Task goal – Where a line of the listing below includes the word "data", reproduce that line.

(Stored records)
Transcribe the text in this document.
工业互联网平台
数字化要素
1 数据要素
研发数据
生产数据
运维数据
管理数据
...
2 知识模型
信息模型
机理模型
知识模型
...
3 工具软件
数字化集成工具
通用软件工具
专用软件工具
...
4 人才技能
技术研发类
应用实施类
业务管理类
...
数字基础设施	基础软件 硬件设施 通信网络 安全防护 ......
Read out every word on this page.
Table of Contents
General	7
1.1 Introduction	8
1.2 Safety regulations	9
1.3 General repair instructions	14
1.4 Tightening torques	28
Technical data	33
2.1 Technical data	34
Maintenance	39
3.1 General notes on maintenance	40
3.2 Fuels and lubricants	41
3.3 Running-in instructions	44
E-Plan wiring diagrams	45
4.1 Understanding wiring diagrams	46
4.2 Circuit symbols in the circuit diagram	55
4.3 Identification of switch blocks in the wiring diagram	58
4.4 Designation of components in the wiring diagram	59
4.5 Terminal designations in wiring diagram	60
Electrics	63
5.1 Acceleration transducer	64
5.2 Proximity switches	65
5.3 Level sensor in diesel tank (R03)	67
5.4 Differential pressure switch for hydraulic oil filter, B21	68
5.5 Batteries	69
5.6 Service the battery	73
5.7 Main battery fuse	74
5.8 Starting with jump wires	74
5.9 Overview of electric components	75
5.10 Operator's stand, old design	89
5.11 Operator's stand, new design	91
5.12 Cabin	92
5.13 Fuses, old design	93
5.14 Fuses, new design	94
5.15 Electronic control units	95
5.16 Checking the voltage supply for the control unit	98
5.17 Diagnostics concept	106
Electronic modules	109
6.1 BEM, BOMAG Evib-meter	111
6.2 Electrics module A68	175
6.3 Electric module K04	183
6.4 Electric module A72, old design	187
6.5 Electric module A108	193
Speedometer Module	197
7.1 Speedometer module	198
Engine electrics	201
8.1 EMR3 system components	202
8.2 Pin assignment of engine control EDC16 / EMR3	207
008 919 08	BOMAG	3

Result of this exercise –
Technical data	33
2.1 Technical data	34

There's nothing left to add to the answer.